Which lines hold the word "this"? Show each of them.

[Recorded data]
☆ ☆ ☆ ☆ ☆ ☆ ☆
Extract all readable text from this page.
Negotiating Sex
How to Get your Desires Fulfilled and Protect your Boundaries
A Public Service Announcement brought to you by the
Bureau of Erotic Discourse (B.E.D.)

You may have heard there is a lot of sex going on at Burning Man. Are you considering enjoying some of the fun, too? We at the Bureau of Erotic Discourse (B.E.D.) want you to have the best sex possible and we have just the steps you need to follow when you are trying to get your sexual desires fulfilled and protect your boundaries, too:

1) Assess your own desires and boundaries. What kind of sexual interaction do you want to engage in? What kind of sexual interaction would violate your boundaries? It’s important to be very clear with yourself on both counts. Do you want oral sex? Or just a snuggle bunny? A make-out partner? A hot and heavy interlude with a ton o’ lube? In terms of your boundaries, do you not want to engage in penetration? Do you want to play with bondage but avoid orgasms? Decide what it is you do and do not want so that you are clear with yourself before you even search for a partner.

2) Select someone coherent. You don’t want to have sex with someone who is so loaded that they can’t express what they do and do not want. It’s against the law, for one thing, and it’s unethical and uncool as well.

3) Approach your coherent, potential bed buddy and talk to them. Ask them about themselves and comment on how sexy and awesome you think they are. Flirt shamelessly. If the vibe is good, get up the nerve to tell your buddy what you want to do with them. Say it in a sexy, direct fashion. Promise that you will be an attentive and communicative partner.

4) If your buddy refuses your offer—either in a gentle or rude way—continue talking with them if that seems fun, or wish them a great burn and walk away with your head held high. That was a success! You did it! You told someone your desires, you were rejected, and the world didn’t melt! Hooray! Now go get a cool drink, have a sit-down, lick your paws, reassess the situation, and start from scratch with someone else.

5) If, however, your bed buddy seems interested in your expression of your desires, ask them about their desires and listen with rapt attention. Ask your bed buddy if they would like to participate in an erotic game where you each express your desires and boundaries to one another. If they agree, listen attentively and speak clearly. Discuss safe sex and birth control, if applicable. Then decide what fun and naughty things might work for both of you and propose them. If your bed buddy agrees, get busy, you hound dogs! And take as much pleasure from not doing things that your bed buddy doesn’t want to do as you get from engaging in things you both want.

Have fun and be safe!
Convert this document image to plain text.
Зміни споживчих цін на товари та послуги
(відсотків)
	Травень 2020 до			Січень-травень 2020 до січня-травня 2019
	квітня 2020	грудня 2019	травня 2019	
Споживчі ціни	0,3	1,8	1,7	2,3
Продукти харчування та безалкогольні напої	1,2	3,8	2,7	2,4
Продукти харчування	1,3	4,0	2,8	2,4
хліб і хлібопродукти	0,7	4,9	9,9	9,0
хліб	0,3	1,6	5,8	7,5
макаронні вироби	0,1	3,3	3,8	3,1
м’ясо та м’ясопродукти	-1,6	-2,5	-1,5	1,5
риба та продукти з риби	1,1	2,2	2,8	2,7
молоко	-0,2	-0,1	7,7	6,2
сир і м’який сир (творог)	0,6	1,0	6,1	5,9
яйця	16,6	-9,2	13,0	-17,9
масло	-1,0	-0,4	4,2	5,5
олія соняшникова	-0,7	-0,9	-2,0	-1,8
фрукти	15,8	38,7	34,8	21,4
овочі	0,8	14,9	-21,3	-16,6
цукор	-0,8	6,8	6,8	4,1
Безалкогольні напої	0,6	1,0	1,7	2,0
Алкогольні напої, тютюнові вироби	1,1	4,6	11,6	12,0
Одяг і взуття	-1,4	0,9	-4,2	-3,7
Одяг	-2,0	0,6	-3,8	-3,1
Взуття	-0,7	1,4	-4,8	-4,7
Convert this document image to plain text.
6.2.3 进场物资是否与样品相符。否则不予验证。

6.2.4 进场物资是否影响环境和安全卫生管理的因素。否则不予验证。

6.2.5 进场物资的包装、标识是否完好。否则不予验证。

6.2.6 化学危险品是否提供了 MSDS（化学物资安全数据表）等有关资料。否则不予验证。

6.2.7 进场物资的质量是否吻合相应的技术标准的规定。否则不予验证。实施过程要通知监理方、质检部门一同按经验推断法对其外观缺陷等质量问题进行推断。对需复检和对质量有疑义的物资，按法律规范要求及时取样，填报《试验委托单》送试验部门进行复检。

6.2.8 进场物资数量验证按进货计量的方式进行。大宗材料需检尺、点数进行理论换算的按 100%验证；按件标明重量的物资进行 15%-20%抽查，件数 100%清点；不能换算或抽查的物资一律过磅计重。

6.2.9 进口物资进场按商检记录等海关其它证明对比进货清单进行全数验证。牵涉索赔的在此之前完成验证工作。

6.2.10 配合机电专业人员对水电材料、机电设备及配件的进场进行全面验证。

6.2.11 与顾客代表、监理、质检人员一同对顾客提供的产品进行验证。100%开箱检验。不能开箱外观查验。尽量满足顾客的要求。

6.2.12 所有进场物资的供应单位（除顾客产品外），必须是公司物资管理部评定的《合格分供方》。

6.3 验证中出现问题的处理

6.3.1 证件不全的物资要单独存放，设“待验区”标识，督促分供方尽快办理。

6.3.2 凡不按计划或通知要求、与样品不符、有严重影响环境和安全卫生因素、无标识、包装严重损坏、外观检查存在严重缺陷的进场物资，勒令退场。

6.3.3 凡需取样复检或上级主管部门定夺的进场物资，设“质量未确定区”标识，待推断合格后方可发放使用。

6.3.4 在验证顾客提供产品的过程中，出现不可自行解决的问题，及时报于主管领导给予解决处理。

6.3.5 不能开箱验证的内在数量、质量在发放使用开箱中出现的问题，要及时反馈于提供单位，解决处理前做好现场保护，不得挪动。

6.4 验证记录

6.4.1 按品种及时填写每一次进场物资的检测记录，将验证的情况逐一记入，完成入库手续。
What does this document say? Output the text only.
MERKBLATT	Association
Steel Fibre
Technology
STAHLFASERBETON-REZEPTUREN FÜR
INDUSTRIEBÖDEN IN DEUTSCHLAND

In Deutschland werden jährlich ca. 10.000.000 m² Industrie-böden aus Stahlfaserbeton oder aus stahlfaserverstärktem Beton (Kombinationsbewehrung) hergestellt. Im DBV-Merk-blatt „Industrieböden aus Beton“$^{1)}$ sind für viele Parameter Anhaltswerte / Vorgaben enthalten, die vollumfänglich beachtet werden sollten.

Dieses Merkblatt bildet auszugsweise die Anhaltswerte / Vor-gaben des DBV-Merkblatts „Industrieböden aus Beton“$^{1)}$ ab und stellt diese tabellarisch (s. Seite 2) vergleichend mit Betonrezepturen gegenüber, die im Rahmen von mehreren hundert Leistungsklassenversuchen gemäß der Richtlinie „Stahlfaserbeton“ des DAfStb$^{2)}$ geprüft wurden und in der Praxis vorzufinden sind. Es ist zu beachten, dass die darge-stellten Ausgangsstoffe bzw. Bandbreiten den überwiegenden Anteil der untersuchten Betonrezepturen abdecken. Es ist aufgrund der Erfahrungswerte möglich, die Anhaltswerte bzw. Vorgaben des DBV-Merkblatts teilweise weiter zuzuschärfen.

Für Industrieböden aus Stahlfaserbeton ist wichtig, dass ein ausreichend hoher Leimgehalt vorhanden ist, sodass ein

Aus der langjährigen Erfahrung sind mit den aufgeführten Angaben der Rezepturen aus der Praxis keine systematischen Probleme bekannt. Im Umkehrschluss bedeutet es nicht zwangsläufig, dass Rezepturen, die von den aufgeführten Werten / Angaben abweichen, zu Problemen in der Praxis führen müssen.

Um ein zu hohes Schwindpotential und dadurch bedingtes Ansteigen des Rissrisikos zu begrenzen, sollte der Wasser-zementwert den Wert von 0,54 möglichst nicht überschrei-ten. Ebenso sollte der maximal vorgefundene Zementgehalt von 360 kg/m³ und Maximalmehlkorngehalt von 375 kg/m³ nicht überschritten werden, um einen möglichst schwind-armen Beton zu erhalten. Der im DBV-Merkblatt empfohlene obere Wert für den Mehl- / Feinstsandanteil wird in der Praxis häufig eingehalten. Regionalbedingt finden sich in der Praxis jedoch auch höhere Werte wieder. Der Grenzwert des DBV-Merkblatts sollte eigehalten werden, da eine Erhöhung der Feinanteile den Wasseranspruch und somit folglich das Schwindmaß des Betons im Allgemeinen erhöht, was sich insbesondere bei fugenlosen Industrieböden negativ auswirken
☆ ☆ ☆ ☆ ☆ ☆ ☆
[THE COMPLETED TASK]
Extract all readable text from this page.
Convert this document image to plain text.
Convert this document image to plain text.
What does this document say? Output the text only.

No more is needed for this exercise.